§ To do
Wherever a line below holds the word "социальных", copy that line.

(Source data)
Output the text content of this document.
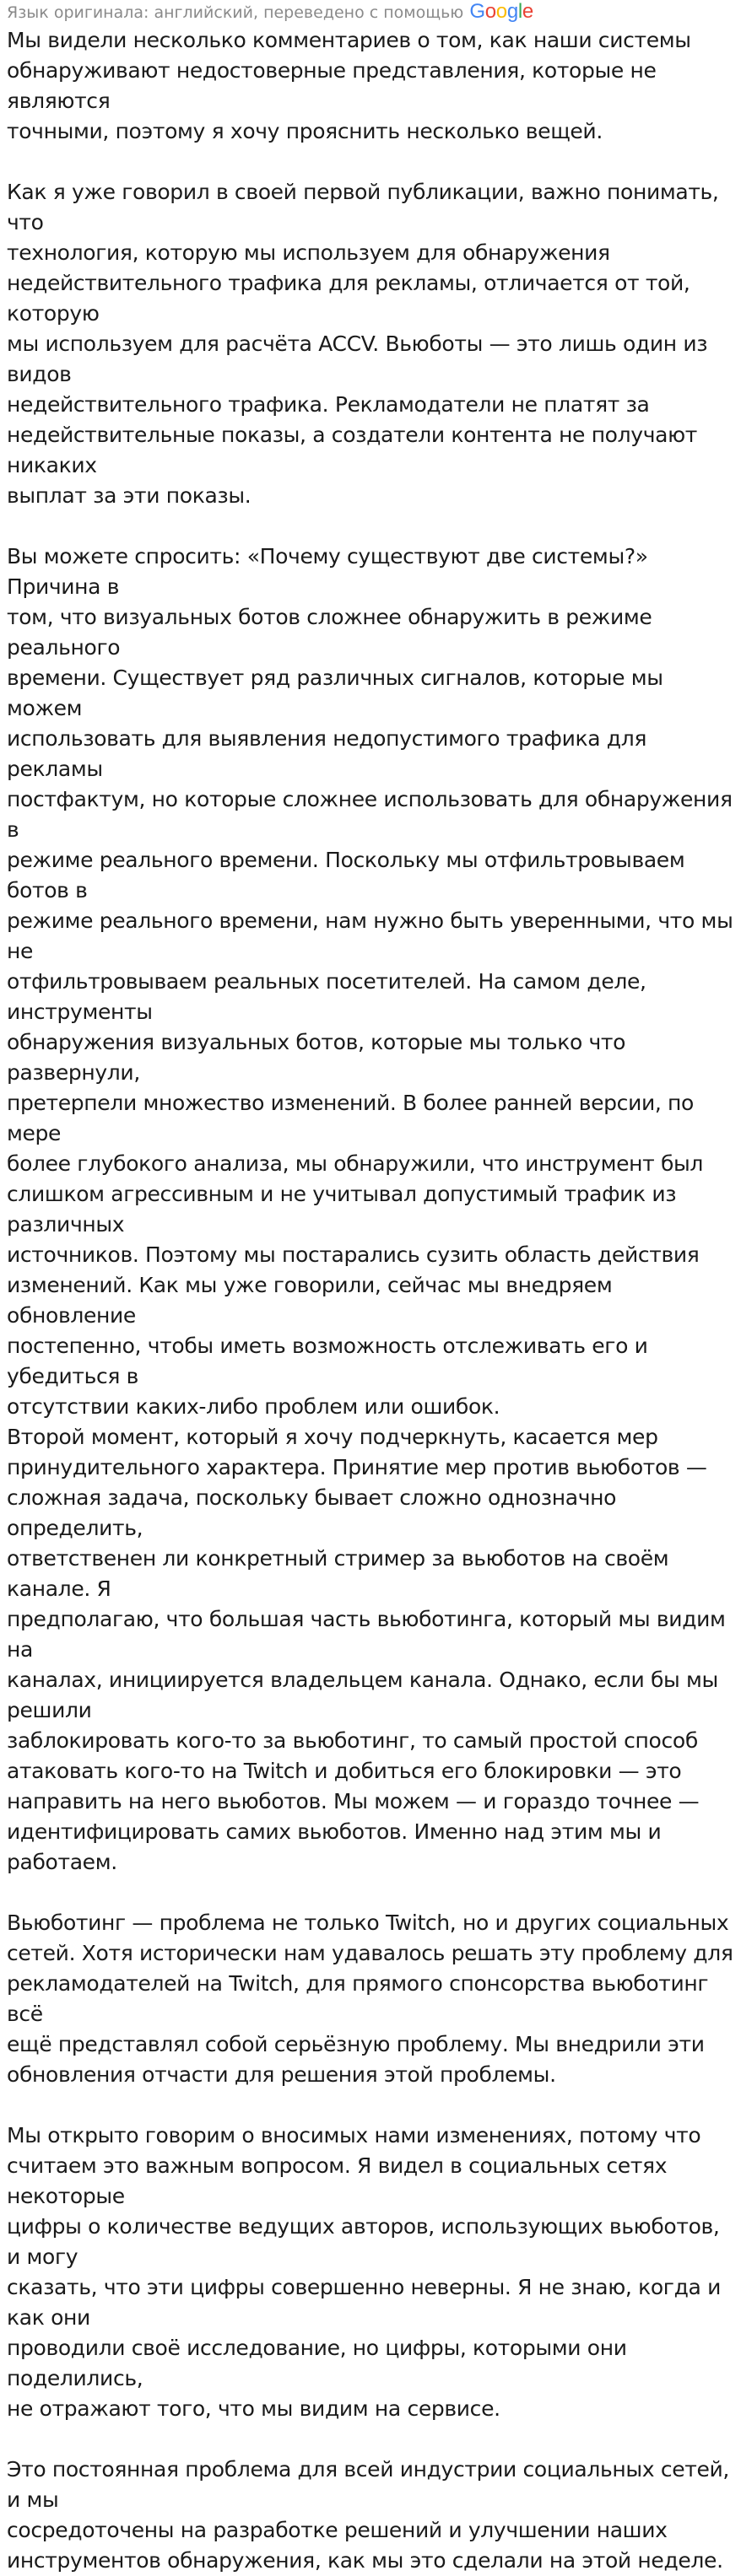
Язык оригинала: английский, переведено с помощью Google

Мы видели несколько комментариев о том, как наши системы
обнаруживают недостоверные представления, которые не являются
точными, поэтому я хочу прояснить несколько вещей.

Как я уже говорил в своей первой публикации, важно понимать, что
технология, которую мы используем для обнаружения
недействительного трафика для рекламы, отличается от той, которую
мы используем для расчёта ACCV. Вьюботы — это лишь один из видов
недействительного трафика. Рекламодатели не платят за
недействительные показы, а создатели контента не получают никаких
выплат за эти показы.

Вы можете спросить: «Почему существуют две системы?» Причина в
том, что визуальных ботов сложнее обнаружить в режиме реального
времени. Существует ряд различных сигналов, которые мы можем
использовать для выявления недопустимого трафика для рекламы
постфактум, но которые сложнее использовать для обнаружения в
режиме реального времени. Поскольку мы отфильтровываем ботов в
режиме реального времени, нам нужно быть уверенными, что мы не
отфильтровываем реальных посетителей. На самом деле, инструменты
обнаружения визуальных ботов, которые мы только что развернули,
претерпели множество изменений. В более ранней версии, по мере
более глубокого анализа, мы обнаружили, что инструмент был
слишком агрессивным и не учитывал допустимый трафик из различных
источников. Поэтому мы постарались сузить область действия
изменений. Как мы уже говорили, сейчас мы внедряем обновление
постепенно, чтобы иметь возможность отслеживать его и убедиться в
отсутствии каких-либо проблем или ошибок.

Второй момент, который я хочу подчеркнуть, касается мер
принудительного характера. Принятие мер против вьюботов —
сложная задача, поскольку бывает сложно однозначно определить,
ответственен ли конкретный стример за вьюботов на своём канале. Я
предполагаю, что большая часть вьюботинга, который мы видим на
каналах, инициируется владельцем канала. Однако, если бы мы решили
заблокировать кого-то за вьюботинг, то самый простой способ
атаковать кого-то на Twitch и добиться его блокировки — это
направить на него вьюботов. Мы можем — и гораздо точнее —
идентифицировать самих вьюботов. Именно над этим мы и работаем.

Вьюботинг — проблема не только Twitch, но и других социальных
сетей. Хотя исторически нам удавалось решать эту проблему для
рекламодателей на Twitch, для прямого спонсорства вьюботинг всё
ещё представлял собой серьёзную проблему. Мы внедрили эти
обновления отчасти для решения этой проблемы.

Мы открыто говорим о вносимых нами изменениях, потому что
считаем это важным вопросом. Я видел в социальных сетях некоторые
цифры о количестве ведущих авторов, использующих вьюботов, и могу
сказать, что эти цифры совершенно неверны. Я не знаю, когда и как они
проводили своё исследование, но цифры, которыми они поделились,
не отражают того, что мы видим на сервисе.

Это постоянная проблема для всей индустрии социальных сетей, и мы
сосредоточены на разработке решений и улучшении наших
инструментов обнаружения, как мы это сделали на этой неделе.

§ Task result
Вьюботинг — проблема не только Twitch, но и других социальных
считаем это важным вопросом. Я видел в социальных сетях некоторые
Это постоянная проблема для всей индустрии социальных сетей, и мы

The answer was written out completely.